(Supplied data)
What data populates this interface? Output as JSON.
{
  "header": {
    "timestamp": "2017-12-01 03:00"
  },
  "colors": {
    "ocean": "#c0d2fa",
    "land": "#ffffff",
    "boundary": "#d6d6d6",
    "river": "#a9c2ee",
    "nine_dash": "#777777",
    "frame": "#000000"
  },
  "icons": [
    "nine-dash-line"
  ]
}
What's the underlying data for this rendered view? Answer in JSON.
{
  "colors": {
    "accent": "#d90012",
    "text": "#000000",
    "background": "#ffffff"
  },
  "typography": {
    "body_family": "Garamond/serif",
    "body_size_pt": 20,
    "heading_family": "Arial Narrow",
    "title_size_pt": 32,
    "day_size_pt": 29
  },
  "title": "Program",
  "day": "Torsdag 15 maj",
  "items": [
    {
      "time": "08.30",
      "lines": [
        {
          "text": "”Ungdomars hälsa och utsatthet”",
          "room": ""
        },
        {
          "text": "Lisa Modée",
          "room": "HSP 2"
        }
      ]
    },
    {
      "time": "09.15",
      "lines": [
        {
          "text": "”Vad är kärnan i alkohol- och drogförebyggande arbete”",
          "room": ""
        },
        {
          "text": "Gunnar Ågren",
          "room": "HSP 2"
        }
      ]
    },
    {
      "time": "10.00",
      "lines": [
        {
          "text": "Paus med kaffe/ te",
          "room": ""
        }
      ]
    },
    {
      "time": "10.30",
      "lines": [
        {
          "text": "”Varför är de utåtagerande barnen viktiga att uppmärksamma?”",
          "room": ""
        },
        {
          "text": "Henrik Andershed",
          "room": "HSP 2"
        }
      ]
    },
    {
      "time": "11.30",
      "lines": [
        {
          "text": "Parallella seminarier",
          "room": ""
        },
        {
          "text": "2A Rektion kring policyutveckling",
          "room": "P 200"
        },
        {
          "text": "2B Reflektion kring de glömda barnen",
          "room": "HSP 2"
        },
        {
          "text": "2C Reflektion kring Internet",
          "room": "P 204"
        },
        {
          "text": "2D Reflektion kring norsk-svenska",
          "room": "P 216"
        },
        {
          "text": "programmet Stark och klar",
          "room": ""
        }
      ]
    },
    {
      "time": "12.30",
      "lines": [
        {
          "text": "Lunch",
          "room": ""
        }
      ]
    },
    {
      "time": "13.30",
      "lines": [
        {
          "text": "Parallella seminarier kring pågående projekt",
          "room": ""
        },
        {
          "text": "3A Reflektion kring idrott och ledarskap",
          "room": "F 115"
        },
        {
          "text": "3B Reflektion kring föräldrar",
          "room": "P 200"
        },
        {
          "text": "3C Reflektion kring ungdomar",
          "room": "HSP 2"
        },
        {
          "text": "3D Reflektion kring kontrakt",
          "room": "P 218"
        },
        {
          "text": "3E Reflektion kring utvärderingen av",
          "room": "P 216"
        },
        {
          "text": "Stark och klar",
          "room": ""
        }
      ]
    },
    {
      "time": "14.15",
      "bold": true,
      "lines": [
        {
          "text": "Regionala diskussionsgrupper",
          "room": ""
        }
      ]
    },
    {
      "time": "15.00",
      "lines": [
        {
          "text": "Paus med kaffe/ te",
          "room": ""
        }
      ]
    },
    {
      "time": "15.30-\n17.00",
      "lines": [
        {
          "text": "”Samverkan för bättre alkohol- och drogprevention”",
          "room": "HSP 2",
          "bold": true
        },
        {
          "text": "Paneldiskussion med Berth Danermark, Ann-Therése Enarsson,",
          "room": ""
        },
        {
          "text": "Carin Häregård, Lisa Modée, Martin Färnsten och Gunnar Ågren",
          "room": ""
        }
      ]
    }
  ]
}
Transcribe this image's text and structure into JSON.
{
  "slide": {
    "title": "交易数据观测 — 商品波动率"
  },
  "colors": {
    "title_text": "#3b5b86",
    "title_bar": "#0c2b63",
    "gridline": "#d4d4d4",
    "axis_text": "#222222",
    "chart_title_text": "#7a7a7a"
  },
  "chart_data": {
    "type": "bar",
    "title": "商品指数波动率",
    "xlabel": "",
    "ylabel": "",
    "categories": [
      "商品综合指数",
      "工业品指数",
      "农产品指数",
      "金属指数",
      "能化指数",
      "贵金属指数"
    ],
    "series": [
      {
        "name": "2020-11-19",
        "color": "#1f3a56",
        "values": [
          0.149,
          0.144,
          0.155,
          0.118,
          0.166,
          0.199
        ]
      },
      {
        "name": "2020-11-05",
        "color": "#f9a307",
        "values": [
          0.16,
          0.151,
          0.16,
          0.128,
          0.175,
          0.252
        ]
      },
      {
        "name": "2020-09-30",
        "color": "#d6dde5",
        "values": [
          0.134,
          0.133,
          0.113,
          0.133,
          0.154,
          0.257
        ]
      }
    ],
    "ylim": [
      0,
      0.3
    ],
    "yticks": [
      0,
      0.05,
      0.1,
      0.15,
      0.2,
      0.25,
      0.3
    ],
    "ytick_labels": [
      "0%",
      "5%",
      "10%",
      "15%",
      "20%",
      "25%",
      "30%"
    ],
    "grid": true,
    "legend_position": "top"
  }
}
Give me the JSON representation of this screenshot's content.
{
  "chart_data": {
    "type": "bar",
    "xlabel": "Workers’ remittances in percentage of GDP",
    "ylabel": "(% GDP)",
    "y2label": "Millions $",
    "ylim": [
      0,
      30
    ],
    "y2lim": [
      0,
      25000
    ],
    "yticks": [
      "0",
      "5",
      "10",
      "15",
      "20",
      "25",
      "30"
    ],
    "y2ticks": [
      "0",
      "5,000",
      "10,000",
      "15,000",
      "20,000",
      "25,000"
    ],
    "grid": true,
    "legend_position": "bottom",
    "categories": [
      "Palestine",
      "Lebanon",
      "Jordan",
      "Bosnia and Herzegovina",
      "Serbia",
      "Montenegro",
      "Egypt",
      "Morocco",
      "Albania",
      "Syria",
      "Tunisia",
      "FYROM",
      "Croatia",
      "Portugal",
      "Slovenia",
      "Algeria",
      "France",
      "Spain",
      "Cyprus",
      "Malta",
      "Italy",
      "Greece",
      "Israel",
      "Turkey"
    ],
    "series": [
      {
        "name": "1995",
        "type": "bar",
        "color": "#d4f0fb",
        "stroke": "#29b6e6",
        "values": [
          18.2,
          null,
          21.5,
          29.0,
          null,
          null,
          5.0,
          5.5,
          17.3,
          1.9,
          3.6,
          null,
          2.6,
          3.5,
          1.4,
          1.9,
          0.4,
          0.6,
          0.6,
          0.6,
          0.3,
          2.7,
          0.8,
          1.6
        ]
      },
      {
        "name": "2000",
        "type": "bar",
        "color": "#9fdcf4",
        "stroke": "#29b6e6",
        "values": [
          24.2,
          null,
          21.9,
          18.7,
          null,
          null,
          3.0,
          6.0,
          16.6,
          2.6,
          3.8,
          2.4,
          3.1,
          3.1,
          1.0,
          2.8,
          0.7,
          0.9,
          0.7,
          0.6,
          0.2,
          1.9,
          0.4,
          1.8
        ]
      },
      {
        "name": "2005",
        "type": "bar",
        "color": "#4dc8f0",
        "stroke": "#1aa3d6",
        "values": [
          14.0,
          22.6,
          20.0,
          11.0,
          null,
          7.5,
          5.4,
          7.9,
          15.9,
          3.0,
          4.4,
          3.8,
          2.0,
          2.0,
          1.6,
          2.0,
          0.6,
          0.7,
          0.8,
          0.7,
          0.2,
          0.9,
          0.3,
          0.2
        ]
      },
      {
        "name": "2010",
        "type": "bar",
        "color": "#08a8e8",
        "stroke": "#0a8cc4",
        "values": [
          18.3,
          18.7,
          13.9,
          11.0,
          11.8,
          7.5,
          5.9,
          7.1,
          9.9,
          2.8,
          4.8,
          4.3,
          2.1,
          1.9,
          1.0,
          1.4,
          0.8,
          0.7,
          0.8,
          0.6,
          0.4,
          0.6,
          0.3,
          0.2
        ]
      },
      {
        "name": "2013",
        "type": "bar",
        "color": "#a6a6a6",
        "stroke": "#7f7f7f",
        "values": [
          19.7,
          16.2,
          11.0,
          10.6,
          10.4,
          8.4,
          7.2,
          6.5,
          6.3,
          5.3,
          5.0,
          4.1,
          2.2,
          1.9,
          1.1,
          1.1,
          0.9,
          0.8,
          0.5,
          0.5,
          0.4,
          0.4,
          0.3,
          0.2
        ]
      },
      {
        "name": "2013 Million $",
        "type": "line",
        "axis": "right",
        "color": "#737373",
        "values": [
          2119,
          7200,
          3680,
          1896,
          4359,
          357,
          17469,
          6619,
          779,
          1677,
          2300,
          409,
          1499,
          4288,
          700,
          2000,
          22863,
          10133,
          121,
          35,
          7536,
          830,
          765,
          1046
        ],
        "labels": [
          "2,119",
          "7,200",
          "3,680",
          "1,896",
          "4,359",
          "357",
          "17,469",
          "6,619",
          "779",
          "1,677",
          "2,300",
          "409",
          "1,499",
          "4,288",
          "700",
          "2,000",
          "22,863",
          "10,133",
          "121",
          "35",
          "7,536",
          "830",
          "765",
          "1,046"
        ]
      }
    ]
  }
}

(The problem) Note each line of the entries that has "What" in it, and copy those lines.

(Solution for this problem)
What data populates this interface? Output as JSON.
What's the underlying data for this rendered view? Answer in JSON.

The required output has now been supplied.